• **THE PROBLEM**:
Emit the entire listing verbatim.

• **GIVEN DATA**:
───

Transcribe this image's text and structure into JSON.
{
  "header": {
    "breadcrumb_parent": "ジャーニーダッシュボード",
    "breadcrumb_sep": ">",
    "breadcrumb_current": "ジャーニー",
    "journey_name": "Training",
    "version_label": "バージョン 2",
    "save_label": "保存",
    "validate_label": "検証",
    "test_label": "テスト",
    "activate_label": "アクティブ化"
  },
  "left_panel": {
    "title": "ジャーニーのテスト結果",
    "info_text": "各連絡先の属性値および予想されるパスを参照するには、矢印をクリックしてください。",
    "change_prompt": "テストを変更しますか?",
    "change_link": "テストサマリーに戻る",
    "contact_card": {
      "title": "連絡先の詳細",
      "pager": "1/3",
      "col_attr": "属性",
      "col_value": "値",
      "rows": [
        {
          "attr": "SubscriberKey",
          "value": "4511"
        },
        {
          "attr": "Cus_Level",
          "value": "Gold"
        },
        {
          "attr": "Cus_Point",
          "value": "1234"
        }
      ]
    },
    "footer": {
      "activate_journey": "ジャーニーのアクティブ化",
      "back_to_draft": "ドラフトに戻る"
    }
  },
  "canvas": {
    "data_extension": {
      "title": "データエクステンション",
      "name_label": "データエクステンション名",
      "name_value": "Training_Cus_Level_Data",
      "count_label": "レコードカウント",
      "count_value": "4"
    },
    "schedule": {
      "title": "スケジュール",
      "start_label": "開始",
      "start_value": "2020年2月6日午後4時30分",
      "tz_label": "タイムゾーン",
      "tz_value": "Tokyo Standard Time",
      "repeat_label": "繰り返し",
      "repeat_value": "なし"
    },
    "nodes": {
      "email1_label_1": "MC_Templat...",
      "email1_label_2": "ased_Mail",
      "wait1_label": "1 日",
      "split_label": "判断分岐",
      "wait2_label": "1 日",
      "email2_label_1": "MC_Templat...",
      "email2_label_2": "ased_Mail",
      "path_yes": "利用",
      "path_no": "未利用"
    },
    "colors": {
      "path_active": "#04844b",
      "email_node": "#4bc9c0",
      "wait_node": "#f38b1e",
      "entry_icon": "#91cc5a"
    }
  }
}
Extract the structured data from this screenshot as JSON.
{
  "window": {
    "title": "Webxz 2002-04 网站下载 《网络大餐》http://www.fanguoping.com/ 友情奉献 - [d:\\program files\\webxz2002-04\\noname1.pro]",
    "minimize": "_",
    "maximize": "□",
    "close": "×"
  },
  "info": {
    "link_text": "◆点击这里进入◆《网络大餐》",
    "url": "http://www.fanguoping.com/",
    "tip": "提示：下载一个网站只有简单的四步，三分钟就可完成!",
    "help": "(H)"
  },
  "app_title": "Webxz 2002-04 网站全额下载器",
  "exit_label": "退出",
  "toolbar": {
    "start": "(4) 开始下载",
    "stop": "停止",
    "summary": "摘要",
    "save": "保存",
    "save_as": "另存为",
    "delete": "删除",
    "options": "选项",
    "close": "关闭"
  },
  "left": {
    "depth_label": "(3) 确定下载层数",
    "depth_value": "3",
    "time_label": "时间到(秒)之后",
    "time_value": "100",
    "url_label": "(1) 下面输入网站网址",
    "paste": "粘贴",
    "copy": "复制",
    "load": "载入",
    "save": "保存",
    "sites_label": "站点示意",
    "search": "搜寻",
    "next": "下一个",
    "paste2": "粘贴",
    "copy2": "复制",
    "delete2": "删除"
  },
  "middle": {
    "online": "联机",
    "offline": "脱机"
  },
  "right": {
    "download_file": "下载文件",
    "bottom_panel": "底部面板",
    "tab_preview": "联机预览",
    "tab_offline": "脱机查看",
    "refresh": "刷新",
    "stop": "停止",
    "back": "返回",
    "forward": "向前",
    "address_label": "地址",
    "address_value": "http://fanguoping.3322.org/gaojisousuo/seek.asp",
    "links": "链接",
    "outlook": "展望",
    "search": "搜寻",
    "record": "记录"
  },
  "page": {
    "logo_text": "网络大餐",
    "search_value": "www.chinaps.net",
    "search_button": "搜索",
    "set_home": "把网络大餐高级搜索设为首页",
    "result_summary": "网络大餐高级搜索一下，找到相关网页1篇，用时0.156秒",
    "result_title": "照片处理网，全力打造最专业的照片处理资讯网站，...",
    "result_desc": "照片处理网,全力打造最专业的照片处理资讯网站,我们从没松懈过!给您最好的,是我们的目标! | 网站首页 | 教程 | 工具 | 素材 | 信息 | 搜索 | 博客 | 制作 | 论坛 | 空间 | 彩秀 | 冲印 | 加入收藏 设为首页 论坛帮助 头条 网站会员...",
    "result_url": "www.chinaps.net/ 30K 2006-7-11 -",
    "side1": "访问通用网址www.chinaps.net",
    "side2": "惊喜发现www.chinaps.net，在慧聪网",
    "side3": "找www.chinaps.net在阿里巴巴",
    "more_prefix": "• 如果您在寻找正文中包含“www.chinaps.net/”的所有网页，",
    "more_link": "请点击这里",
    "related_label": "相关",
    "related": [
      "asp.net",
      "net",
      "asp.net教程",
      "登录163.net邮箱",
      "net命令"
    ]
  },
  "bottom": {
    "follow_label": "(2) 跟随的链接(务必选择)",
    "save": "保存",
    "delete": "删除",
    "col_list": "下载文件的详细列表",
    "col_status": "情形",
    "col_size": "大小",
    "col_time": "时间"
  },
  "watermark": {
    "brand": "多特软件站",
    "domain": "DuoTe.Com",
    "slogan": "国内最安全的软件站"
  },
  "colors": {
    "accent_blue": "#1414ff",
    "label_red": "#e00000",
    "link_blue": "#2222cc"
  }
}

───

• **RESULT**:
Transcribe this image's text and structure into JSON.
{
  "header": {
    "breadcrumb_parent": "ジャーニーダッシュボード",
    "breadcrumb_sep": ">",
    "breadcrumb_current": "ジャーニー",
    "journey_name": "Training",
    "version_label": "バージョン 2",
    "save_label": "保存",
    "validate_label": "検証",
    "test_label": "テスト",
    "activate_label": "アクティブ化"
  },
  "left_panel": {
    "title": "ジャーニーのテスト結果",
    "info_text": "各連絡先の属性値および予想されるパスを参照するには、矢印をクリックしてください。",
    "change_prompt": "テストを変更しますか?",
    "change_link": "テストサマリーに戻る",
    "contact_card": {
      "title": "連絡先の詳細",
      "pager": "1/3",
      "col_attr": "属性",
      "col_value": "値",
      "rows": [
        {
          "attr": "SubscriberKey",
          "value": "4511"
        },
        {
          "attr": "Cus_Level",
          "value": "Gold"
        },
        {
          "attr": "Cus_Point",
          "value": "1234"
        }
      ]
    },
    "footer": {
      "activate_journey": "ジャーニーのアクティブ化",
      "back_to_draft": "ドラフトに戻る"
    }
  },
  "canvas": {
    "data_extension": {
      "title": "データエクステンション",
      "name_label": "データエクステンション名",
      "name_value": "Training_Cus_Level_Data",
      "count_label": "レコードカウント",
      "count_value": "4"
    },
    "schedule": {
      "title": "スケジュール",
      "start_label": "開始",
      "start_value": "2020年2月6日午後4時30分",
      "tz_label": "タイムゾーン",
      "tz_value": "Tokyo Standard Time",
      "repeat_label": "繰り返し",
      "repeat_value": "なし"
    },
    "nodes": {
      "email1_label_1": "MC_Templat...",
      "email1_label_2": "ased_Mail",
      "wait1_label": "1 日",
      "split_label": "判断分岐",
      "wait2_label": "1 日",
      "email2_label_1": "MC_Templat...",
      "email2_label_2": "ased_Mail",
      "path_yes": "利用",
      "path_no": "未利用"
    },
    "colors": {
      "path_active": "#04844b",
      "email_node": "#4bc9c0",
      "wait_node": "#f38b1e",
      "entry_icon": "#91cc5a"
    }
  }
}
Extract the structured data from this screenshot as JSON.
{
  "window": {
    "title": "Webxz 2002-04 网站下载 《网络大餐》http://www.fanguoping.com/ 友情奉献 - [d:\\program files\\webxz2002-04\\noname1.pro]",
    "minimize": "_",
    "maximize": "□",
    "close": "×"
  },
  "info": {
    "link_text": "◆点击这里进入◆《网络大餐》",
    "url": "http://www.fanguoping.com/",
    "tip": "提示：下载一个网站只有简单的四步，三分钟就可完成!",
    "help": "(H)"
  },
  "app_title": "Webxz 2002-04 网站全额下载器",
  "exit_label": "退出",
  "toolbar": {
    "start": "(4) 开始下载",
    "stop": "停止",
    "summary": "摘要",
    "save": "保存",
    "save_as": "另存为",
    "delete": "删除",
    "options": "选项",
    "close": "关闭"
  },
  "left": {
    "depth_label": "(3) 确定下载层数",
    "depth_value": "3",
    "time_label": "时间到(秒)之后",
    "time_value": "100",
    "url_label": "(1) 下面输入网站网址",
    "paste": "粘贴",
    "copy": "复制",
    "load": "载入",
    "save": "保存",
    "sites_label": "站点示意",
    "search": "搜寻",
    "next": "下一个",
    "paste2": "粘贴",
    "copy2": "复制",
    "delete2": "删除"
  },
  "middle": {
    "online": "联机",
    "offline": "脱机"
  },
  "right": {
    "download_file": "下载文件",
    "bottom_panel": "底部面板",
    "tab_preview": "联机预览",
    "tab_offline": "脱机查看",
    "refresh": "刷新",
    "stop": "停止",
    "back": "返回",
    "forward": "向前",
    "address_label": "地址",
    "address_value": "http://fanguoping.3322.org/gaojisousuo/seek.asp",
    "links": "链接",
    "outlook": "展望",
    "search": "搜寻",
    "record": "记录"
  },
  "page": {
    "logo_text": "网络大餐",
    "search_value": "www.chinaps.net",
    "search_button": "搜索",
    "set_home": "把网络大餐高级搜索设为首页",
    "result_summary": "网络大餐高级搜索一下，找到相关网页1篇，用时0.156秒",
    "result_title": "照片处理网，全力打造最专业的照片处理资讯网站，...",
    "result_desc": "照片处理网,全力打造最专业的照片处理资讯网站,我们从没松懈过!给您最好的,是我们的目标! | 网站首页 | 教程 | 工具 | 素材 | 信息 | 搜索 | 博客 | 制作 | 论坛 | 空间 | 彩秀 | 冲印 | 加入收藏 设为首页 论坛帮助 头条 网站会员...",
    "result_url": "www.chinaps.net/ 30K 2006-7-11 -",
    "side1": "访问通用网址www.chinaps.net",
    "side2": "惊喜发现www.chinaps.net，在慧聪网",
    "side3": "找www.chinaps.net在阿里巴巴",
    "more_prefix": "• 如果您在寻找正文中包含“www.chinaps.net/”的所有网页，",
    "more_link": "请点击这里",
    "related_label": "相关",
    "related": [
      "asp.net",
      "net",
      "asp.net教程",
      "登录163.net邮箱",
      "net命令"
    ]
  },
  "bottom": {
    "follow_label": "(2) 跟随的链接(务必选择)",
    "save": "保存",
    "delete": "删除",
    "col_list": "下载文件的详细列表",
    "col_status": "情形",
    "col_size": "大小",
    "col_time": "时间"
  },
  "watermark": {
    "brand": "多特软件站",
    "domain": "DuoTe.Com",
    "slogan": "国内最安全的软件站"
  },
  "colors": {
    "accent_blue": "#1414ff",
    "label_red": "#e00000",
    "link_blue": "#2222cc"
  }
}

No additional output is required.